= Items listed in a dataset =
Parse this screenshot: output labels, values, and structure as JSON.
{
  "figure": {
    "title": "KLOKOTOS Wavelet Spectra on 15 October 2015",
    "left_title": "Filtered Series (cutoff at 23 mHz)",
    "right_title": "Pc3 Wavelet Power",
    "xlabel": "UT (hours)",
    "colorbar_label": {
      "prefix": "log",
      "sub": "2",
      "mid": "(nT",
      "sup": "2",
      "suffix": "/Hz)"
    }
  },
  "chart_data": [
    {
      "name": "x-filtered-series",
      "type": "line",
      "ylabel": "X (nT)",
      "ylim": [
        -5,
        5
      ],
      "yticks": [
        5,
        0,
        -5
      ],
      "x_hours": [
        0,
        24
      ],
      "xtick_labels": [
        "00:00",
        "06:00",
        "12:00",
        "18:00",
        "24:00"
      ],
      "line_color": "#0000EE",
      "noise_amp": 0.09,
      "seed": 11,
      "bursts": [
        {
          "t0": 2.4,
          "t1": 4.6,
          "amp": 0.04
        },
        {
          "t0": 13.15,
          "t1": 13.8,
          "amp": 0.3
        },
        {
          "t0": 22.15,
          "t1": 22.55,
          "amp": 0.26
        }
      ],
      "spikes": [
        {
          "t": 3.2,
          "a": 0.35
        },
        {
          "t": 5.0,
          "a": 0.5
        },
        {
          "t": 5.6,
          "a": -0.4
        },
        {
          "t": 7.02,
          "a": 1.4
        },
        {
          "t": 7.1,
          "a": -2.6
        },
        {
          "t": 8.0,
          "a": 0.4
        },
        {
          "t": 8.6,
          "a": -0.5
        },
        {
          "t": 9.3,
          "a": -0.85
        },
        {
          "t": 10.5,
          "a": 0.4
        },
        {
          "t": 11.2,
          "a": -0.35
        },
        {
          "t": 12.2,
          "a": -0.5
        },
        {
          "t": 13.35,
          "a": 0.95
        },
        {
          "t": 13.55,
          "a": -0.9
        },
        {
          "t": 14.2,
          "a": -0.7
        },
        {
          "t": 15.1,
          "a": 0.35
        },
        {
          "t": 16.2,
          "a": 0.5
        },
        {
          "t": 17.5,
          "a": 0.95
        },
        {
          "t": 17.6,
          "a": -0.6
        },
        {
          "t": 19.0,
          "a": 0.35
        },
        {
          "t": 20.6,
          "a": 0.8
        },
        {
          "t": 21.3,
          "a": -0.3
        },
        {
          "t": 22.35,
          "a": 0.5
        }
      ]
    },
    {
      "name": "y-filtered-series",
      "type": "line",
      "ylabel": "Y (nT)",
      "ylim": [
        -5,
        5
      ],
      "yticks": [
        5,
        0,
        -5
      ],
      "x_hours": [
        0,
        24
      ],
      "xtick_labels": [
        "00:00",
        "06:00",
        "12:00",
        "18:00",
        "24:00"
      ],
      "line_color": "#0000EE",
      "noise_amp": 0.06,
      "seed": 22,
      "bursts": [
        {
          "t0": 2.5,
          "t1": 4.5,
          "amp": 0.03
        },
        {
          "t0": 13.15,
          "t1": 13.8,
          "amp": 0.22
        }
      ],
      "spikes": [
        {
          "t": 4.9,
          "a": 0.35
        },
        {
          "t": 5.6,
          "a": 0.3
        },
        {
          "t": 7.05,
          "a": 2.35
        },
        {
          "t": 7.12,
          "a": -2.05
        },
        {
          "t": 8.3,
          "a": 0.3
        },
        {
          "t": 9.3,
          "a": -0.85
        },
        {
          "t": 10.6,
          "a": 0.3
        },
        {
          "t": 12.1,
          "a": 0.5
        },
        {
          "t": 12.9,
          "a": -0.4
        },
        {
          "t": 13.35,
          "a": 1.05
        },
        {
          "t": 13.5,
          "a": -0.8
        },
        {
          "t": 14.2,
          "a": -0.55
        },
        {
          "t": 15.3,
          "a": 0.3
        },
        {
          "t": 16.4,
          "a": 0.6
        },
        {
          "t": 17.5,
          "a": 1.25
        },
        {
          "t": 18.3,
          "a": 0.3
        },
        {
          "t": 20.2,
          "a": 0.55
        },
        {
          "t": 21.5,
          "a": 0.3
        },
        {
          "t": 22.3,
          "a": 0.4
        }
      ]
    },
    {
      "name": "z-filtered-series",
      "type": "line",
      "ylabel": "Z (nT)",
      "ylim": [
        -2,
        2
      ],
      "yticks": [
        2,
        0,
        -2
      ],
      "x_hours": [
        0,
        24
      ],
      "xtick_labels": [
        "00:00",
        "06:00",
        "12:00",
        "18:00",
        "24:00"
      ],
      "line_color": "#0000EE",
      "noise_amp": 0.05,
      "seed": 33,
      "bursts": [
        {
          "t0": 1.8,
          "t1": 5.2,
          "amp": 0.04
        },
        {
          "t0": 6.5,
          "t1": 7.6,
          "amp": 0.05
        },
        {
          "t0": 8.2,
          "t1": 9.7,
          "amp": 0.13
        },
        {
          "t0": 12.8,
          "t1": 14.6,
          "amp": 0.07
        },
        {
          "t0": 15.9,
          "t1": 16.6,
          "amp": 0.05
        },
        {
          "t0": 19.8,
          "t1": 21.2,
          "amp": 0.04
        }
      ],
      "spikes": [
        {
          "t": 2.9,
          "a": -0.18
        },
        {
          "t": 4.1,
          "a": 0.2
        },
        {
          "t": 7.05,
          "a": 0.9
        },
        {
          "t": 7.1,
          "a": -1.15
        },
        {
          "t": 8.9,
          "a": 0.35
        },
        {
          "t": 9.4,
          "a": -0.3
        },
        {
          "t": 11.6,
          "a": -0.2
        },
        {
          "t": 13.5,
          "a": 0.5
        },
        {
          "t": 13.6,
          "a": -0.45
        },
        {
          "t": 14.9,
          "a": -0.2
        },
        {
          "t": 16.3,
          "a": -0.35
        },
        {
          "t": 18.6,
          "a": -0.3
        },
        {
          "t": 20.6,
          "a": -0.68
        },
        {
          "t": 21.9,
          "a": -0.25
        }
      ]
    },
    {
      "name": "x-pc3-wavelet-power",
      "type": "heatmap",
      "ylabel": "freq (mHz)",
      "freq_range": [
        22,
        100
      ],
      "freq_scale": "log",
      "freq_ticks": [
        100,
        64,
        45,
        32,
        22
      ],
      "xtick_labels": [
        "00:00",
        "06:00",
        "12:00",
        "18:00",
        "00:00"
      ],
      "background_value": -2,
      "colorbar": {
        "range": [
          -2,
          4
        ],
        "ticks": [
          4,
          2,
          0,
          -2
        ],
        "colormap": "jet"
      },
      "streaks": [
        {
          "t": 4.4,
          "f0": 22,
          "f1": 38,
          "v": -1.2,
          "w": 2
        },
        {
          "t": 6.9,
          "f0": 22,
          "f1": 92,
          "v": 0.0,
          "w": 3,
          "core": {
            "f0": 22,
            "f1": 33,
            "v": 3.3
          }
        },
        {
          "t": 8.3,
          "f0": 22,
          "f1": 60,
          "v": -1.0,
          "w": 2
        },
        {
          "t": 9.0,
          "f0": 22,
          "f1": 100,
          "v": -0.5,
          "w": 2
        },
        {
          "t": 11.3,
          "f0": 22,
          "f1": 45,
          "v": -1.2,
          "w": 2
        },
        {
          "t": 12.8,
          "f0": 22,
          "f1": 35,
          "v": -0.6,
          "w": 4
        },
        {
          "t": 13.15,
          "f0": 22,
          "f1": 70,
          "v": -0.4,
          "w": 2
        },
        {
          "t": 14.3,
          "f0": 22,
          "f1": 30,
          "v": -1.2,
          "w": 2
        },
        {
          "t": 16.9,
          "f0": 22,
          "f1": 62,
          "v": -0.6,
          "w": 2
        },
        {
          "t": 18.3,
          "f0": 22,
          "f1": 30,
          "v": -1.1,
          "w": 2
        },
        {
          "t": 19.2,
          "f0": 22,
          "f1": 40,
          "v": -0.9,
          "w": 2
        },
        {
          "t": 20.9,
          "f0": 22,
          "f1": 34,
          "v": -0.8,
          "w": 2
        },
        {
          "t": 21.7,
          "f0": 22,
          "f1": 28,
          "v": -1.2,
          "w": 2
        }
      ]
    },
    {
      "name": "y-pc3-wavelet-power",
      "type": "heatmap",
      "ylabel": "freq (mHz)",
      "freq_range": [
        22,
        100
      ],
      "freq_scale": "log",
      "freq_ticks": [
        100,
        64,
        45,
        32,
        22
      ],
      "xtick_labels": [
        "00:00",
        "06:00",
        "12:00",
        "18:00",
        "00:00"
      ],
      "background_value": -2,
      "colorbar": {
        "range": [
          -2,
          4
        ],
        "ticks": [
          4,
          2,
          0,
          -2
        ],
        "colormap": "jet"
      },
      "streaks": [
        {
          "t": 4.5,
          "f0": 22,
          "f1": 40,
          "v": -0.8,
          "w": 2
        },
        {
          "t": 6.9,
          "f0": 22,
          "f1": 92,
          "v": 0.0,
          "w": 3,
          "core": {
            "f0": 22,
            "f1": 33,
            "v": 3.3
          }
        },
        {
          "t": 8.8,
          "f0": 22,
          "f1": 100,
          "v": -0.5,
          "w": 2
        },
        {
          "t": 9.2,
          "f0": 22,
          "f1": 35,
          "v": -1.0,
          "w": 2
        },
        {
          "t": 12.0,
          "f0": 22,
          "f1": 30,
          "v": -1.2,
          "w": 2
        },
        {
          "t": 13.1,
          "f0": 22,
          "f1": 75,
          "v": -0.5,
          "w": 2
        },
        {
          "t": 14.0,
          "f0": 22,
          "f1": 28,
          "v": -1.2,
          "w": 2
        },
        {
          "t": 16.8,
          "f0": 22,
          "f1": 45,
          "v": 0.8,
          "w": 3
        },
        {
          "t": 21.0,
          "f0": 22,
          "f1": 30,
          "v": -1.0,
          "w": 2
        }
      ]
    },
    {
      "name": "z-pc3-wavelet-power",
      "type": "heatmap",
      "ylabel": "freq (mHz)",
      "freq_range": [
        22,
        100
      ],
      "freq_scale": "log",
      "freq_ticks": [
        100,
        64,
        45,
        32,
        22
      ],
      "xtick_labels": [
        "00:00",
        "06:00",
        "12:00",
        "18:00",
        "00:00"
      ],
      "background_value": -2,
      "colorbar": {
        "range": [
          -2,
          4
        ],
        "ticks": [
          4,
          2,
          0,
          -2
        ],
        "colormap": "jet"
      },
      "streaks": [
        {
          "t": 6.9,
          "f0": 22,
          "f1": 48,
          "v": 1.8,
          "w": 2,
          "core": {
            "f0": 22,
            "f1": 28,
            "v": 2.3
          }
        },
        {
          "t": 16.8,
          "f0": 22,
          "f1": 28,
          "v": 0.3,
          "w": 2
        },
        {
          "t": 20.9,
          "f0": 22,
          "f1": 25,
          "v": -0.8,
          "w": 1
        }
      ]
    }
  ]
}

= What the task asks =
Which lines in the listing above hold the word "name"? Show each of them.

= Answer to this task =
      "name": "x-filtered-series",
      "name": "y-filtered-series",
      "name": "z-filtered-series",
      "name": "x-pc3-wavelet-power",
      "name": "y-pc3-wavelet-power",
      "name": "z-pc3-wavelet-power",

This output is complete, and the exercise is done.